--- START Exercise input ---

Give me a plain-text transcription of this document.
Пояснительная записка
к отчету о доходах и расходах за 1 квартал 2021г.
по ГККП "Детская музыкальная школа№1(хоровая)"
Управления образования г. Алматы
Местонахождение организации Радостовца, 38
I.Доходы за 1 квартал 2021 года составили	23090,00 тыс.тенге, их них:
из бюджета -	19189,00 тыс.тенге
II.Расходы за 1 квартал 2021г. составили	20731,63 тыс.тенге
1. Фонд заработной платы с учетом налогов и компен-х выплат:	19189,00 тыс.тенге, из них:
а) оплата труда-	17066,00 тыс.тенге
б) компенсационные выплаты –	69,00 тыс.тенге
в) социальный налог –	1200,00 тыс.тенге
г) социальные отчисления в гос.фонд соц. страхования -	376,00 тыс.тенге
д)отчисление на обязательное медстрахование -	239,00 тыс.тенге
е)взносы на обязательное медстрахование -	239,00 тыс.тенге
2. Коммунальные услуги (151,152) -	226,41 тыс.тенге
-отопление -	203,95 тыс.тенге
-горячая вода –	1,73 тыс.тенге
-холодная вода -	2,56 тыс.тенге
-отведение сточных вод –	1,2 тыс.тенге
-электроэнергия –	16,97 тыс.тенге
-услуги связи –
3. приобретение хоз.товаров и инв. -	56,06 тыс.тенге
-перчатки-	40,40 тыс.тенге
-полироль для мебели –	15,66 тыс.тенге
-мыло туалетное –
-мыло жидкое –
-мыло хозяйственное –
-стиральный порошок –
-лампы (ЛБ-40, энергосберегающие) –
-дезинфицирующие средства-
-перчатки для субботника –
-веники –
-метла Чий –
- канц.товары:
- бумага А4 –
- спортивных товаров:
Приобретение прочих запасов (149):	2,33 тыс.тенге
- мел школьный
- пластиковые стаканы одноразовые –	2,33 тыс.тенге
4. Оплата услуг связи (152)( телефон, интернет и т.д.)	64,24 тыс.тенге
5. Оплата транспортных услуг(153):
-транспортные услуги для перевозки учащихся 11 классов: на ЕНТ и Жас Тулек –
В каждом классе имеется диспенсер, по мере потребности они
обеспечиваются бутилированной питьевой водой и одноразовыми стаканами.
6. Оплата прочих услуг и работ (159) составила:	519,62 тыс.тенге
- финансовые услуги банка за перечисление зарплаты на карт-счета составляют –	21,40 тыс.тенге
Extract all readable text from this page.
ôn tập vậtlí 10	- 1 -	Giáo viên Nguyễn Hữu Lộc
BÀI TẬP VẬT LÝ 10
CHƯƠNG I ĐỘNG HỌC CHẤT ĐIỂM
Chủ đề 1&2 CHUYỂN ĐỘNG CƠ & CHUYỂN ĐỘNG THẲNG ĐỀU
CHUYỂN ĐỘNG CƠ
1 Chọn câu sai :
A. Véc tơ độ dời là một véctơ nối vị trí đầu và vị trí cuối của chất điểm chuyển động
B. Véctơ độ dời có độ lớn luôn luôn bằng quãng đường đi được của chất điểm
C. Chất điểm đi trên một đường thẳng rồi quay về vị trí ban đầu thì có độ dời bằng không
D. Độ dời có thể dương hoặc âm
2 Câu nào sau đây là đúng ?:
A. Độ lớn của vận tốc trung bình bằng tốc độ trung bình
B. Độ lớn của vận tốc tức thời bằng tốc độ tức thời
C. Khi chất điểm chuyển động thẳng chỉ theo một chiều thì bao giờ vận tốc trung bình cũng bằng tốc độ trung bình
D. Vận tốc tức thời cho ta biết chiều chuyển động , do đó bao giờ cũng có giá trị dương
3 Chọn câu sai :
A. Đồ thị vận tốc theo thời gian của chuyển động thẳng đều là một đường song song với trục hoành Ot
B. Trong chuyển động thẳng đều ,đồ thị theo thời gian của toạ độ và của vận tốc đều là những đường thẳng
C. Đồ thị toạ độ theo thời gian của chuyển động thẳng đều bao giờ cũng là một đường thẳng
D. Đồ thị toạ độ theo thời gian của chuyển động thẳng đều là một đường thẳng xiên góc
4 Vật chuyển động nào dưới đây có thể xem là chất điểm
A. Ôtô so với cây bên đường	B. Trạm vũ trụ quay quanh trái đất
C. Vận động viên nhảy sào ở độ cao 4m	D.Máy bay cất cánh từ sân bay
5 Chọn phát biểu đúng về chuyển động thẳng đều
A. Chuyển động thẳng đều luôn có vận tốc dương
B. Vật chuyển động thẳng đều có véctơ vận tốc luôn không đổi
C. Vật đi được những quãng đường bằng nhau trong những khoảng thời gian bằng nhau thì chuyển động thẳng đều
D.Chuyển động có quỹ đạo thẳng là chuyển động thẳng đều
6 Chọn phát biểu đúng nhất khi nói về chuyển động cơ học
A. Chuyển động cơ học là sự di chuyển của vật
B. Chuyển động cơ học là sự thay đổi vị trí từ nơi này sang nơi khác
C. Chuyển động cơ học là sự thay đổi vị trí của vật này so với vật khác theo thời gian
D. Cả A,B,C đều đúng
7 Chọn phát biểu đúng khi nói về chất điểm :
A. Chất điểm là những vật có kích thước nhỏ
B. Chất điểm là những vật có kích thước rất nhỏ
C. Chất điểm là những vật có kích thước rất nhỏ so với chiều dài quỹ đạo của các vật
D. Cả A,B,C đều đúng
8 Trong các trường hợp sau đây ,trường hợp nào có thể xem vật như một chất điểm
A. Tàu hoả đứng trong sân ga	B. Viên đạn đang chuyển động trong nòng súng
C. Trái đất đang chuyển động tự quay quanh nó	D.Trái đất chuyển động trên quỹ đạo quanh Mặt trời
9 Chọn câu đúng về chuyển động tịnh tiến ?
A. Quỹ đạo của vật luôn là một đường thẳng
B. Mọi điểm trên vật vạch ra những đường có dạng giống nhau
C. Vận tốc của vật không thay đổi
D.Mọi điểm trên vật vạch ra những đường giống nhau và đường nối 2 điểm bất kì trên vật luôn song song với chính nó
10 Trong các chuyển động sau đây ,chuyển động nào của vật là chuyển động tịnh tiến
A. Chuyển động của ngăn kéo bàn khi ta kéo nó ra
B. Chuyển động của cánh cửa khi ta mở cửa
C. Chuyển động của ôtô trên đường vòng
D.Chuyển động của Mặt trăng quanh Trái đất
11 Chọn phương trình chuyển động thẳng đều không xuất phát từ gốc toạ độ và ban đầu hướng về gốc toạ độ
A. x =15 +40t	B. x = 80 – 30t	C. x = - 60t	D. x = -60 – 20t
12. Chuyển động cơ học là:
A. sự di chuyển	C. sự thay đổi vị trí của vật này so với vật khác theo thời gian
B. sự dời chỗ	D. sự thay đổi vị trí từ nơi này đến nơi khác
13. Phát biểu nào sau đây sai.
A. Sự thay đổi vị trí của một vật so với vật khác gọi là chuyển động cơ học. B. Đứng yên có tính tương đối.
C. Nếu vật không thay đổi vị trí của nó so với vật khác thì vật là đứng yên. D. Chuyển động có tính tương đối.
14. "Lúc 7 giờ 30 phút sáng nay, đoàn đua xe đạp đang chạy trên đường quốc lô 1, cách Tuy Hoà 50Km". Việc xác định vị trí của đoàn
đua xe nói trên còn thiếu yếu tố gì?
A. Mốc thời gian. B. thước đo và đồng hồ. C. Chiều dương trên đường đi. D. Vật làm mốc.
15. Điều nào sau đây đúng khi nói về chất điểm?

--- END Exercise input ---

● Challenge: Exact output of every entry is required.

● Response:
Give me a plain-text transcription of this document.
Пояснительная записка
к отчету о доходах и расходах за 1 квартал 2021г.
по ГККП "Детская музыкальная школа№1(хоровая)"
Управления образования г. Алматы
Местонахождение организации Радостовца, 38
I.Доходы за 1 квартал 2021 года составили	23090,00 тыс.тенге, их них:
из бюджета -	19189,00 тыс.тенге
II.Расходы за 1 квартал 2021г. составили	20731,63 тыс.тенге
1. Фонд заработной платы с учетом налогов и компен-х выплат:	19189,00 тыс.тенге, из них:
а) оплата труда-	17066,00 тыс.тенге
б) компенсационные выплаты –	69,00 тыс.тенге
в) социальный налог –	1200,00 тыс.тенге
г) социальные отчисления в гос.фонд соц. страхования -	376,00 тыс.тенге
д)отчисление на обязательное медстрахование -	239,00 тыс.тенге
е)взносы на обязательное медстрахование -	239,00 тыс.тенге
2. Коммунальные услуги (151,152) -	226,41 тыс.тенге
-отопление -	203,95 тыс.тенге
-горячая вода –	1,73 тыс.тенге
-холодная вода -	2,56 тыс.тенге
-отведение сточных вод –	1,2 тыс.тенге
-электроэнергия –	16,97 тыс.тенге
-услуги связи –
3. приобретение хоз.товаров и инв. -	56,06 тыс.тенге
-перчатки-	40,40 тыс.тенге
-полироль для мебели –	15,66 тыс.тенге
-мыло туалетное –
-мыло жидкое –
-мыло хозяйственное –
-стиральный порошок –
-лампы (ЛБ-40, энергосберегающие) –
-дезинфицирующие средства-
-перчатки для субботника –
-веники –
-метла Чий –
- канц.товары:
- бумага А4 –
- спортивных товаров:
Приобретение прочих запасов (149):	2,33 тыс.тенге
- мел школьный
- пластиковые стаканы одноразовые –	2,33 тыс.тенге
4. Оплата услуг связи (152)( телефон, интернет и т.д.)	64,24 тыс.тенге
5. Оплата транспортных услуг(153):
-транспортные услуги для перевозки учащихся 11 классов: на ЕНТ и Жас Тулек –
В каждом классе имеется диспенсер, по мере потребности они
обеспечиваются бутилированной питьевой водой и одноразовыми стаканами.
6. Оплата прочих услуг и работ (159) составила:	519,62 тыс.тенге
- финансовые услуги банка за перечисление зарплаты на карт-счета составляют –	21,40 тыс.тенге
Extract all readable text from this page.
ôn tập vậtlí 10	- 1 -	Giáo viên Nguyễn Hữu Lộc
BÀI TẬP VẬT LÝ 10
CHƯƠNG I ĐỘNG HỌC CHẤT ĐIỂM
Chủ đề 1&2 CHUYỂN ĐỘNG CƠ & CHUYỂN ĐỘNG THẲNG ĐỀU
CHUYỂN ĐỘNG CƠ
1 Chọn câu sai :
A. Véc tơ độ dời là một véctơ nối vị trí đầu và vị trí cuối của chất điểm chuyển động
B. Véctơ độ dời có độ lớn luôn luôn bằng quãng đường đi được của chất điểm
C. Chất điểm đi trên một đường thẳng rồi quay về vị trí ban đầu thì có độ dời bằng không
D. Độ dời có thể dương hoặc âm
2 Câu nào sau đây là đúng ?:
A. Độ lớn của vận tốc trung bình bằng tốc độ trung bình
B. Độ lớn của vận tốc tức thời bằng tốc độ tức thời
C. Khi chất điểm chuyển động thẳng chỉ theo một chiều thì bao giờ vận tốc trung bình cũng bằng tốc độ trung bình
D. Vận tốc tức thời cho ta biết chiều chuyển động , do đó bao giờ cũng có giá trị dương
3 Chọn câu sai :
A. Đồ thị vận tốc theo thời gian của chuyển động thẳng đều là một đường song song với trục hoành Ot
B. Trong chuyển động thẳng đều ,đồ thị theo thời gian của toạ độ và của vận tốc đều là những đường thẳng
C. Đồ thị toạ độ theo thời gian của chuyển động thẳng đều bao giờ cũng là một đường thẳng
D. Đồ thị toạ độ theo thời gian của chuyển động thẳng đều là một đường thẳng xiên góc
4 Vật chuyển động nào dưới đây có thể xem là chất điểm
A. Ôtô so với cây bên đường	B. Trạm vũ trụ quay quanh trái đất
C. Vận động viên nhảy sào ở độ cao 4m	D.Máy bay cất cánh từ sân bay
5 Chọn phát biểu đúng về chuyển động thẳng đều
A. Chuyển động thẳng đều luôn có vận tốc dương
B. Vật chuyển động thẳng đều có véctơ vận tốc luôn không đổi
C. Vật đi được những quãng đường bằng nhau trong những khoảng thời gian bằng nhau thì chuyển động thẳng đều
D.Chuyển động có quỹ đạo thẳng là chuyển động thẳng đều
6 Chọn phát biểu đúng nhất khi nói về chuyển động cơ học
A. Chuyển động cơ học là sự di chuyển của vật
B. Chuyển động cơ học là sự thay đổi vị trí từ nơi này sang nơi khác
C. Chuyển động cơ học là sự thay đổi vị trí của vật này so với vật khác theo thời gian
D. Cả A,B,C đều đúng
7 Chọn phát biểu đúng khi nói về chất điểm :
A. Chất điểm là những vật có kích thước nhỏ
B. Chất điểm là những vật có kích thước rất nhỏ
C. Chất điểm là những vật có kích thước rất nhỏ so với chiều dài quỹ đạo của các vật
D. Cả A,B,C đều đúng
8 Trong các trường hợp sau đây ,trường hợp nào có thể xem vật như một chất điểm
A. Tàu hoả đứng trong sân ga	B. Viên đạn đang chuyển động trong nòng súng
C. Trái đất đang chuyển động tự quay quanh nó	D.Trái đất chuyển động trên quỹ đạo quanh Mặt trời
9 Chọn câu đúng về chuyển động tịnh tiến ?
A. Quỹ đạo của vật luôn là một đường thẳng
B. Mọi điểm trên vật vạch ra những đường có dạng giống nhau
C. Vận tốc của vật không thay đổi
D.Mọi điểm trên vật vạch ra những đường giống nhau và đường nối 2 điểm bất kì trên vật luôn song song với chính nó
10 Trong các chuyển động sau đây ,chuyển động nào của vật là chuyển động tịnh tiến
A. Chuyển động của ngăn kéo bàn khi ta kéo nó ra
B. Chuyển động của cánh cửa khi ta mở cửa
C. Chuyển động của ôtô trên đường vòng
D.Chuyển động của Mặt trăng quanh Trái đất
11 Chọn phương trình chuyển động thẳng đều không xuất phát từ gốc toạ độ và ban đầu hướng về gốc toạ độ
A. x =15 +40t	B. x = 80 – 30t	C. x = - 60t	D. x = -60 – 20t
12. Chuyển động cơ học là:
A. sự di chuyển	C. sự thay đổi vị trí của vật này so với vật khác theo thời gian
B. sự dời chỗ	D. sự thay đổi vị trí từ nơi này đến nơi khác
13. Phát biểu nào sau đây sai.
A. Sự thay đổi vị trí của một vật so với vật khác gọi là chuyển động cơ học. B. Đứng yên có tính tương đối.
C. Nếu vật không thay đổi vị trí của nó so với vật khác thì vật là đứng yên. D. Chuyển động có tính tương đối.
14. "Lúc 7 giờ 30 phút sáng nay, đoàn đua xe đạp đang chạy trên đường quốc lô 1, cách Tuy Hoà 50Km". Việc xác định vị trí của đoàn
đua xe nói trên còn thiếu yếu tố gì?
A. Mốc thời gian. B. thước đo và đồng hồ. C. Chiều dương trên đường đi. D. Vật làm mốc.
15. Điều nào sau đây đúng khi nói về chất điểm?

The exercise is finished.